▶ [Written request] Take each line containing "xlsx" and report it exactly as written.

▶ [Data supplied]

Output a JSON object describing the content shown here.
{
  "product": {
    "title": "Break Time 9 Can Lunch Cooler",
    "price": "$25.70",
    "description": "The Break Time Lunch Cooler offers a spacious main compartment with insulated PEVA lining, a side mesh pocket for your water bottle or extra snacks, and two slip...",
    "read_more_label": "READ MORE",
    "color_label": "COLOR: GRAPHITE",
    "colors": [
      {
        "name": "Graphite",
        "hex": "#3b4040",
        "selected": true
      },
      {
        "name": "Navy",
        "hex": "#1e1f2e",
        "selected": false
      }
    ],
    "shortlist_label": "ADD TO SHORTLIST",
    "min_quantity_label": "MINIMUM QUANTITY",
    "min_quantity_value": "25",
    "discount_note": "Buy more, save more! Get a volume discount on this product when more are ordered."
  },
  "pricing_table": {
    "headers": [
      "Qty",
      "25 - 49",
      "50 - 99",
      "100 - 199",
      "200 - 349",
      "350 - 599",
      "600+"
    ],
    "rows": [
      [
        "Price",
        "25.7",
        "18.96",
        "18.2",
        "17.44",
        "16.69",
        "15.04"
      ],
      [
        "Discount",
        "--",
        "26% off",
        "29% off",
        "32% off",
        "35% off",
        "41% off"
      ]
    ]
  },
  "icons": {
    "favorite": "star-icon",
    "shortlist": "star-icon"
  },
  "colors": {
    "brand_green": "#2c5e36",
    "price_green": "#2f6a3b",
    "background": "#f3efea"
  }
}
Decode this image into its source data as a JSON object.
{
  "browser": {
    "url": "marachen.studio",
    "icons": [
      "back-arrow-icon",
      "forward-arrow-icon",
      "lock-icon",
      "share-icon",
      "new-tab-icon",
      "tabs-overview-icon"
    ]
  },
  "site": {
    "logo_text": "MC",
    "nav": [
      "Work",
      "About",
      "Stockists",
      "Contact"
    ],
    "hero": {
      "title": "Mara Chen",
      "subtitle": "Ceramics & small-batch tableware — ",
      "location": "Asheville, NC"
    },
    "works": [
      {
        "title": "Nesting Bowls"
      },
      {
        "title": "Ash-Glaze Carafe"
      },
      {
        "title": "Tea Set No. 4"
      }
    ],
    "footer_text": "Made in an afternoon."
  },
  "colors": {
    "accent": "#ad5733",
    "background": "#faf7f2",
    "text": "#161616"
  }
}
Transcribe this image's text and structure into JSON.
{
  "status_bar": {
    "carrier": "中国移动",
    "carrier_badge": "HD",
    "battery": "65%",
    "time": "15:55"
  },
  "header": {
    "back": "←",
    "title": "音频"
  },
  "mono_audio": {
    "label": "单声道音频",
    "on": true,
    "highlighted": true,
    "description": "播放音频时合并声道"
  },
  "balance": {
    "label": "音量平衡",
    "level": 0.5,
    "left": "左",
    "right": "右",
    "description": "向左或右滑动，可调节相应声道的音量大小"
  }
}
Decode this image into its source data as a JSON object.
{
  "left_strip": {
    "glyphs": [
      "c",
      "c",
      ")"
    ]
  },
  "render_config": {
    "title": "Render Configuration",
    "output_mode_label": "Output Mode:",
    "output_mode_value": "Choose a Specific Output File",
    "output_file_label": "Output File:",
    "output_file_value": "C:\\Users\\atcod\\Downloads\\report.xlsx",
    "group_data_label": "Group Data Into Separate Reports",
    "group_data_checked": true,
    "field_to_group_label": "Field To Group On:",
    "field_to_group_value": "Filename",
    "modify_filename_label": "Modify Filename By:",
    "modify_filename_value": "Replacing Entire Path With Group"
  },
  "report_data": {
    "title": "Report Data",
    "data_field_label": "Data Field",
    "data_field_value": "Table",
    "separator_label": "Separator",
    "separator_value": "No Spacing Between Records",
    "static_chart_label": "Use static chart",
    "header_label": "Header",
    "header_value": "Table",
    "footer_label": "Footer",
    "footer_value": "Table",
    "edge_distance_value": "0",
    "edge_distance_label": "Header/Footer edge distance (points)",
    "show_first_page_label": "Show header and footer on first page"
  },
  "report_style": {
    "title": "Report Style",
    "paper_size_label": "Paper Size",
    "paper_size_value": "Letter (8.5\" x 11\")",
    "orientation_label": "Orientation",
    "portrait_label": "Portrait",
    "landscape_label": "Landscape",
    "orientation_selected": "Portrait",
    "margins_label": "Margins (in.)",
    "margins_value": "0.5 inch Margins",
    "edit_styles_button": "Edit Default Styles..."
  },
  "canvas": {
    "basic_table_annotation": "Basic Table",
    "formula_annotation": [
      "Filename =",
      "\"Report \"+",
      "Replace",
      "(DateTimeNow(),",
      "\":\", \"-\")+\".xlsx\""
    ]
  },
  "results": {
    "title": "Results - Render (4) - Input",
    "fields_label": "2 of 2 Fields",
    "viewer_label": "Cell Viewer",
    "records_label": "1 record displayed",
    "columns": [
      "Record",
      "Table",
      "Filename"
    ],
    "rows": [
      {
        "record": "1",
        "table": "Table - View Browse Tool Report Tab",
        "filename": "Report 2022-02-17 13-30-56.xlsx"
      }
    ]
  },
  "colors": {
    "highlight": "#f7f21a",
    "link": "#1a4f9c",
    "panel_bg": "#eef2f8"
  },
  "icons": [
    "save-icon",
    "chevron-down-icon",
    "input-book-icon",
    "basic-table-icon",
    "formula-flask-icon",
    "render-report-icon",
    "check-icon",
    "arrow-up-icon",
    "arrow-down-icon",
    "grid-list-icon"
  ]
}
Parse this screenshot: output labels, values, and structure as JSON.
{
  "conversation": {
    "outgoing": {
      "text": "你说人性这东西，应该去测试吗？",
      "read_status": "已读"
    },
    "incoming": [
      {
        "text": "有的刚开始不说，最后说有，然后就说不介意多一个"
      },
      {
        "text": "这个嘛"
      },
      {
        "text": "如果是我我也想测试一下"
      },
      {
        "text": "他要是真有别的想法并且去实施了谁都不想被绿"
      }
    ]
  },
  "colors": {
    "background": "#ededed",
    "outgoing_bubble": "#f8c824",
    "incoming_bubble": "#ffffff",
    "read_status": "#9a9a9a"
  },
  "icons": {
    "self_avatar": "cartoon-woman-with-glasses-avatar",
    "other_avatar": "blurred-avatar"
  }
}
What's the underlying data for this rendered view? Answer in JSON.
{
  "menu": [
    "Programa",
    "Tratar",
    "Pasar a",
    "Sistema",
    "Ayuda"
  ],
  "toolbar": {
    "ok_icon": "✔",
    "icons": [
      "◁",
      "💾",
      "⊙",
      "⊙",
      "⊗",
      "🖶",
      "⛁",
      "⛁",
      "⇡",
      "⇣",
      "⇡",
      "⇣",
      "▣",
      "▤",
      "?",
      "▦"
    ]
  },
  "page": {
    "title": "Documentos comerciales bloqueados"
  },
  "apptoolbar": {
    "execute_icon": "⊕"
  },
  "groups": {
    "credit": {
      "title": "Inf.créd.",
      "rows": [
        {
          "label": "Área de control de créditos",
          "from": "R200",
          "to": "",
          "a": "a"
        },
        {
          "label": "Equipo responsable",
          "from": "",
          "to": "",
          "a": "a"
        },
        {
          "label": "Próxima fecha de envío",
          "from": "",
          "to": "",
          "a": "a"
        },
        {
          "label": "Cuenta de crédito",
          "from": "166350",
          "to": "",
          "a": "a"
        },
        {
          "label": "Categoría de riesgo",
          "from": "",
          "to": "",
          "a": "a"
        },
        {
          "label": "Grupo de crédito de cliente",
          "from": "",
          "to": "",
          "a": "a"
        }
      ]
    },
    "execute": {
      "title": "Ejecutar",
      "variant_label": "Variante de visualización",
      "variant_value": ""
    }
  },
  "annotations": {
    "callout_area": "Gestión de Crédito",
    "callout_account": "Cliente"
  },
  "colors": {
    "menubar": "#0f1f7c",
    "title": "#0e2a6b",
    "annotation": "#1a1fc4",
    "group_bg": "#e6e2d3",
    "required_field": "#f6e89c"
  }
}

▶ [Solution to the problem]
    "output_file_value": "C:\\Users\\atcod\\Downloads\\report.xlsx",
      "\":\", \"-\")+\".xlsx\""
        "filename": "Report 2022-02-17 13-30-56.xlsx"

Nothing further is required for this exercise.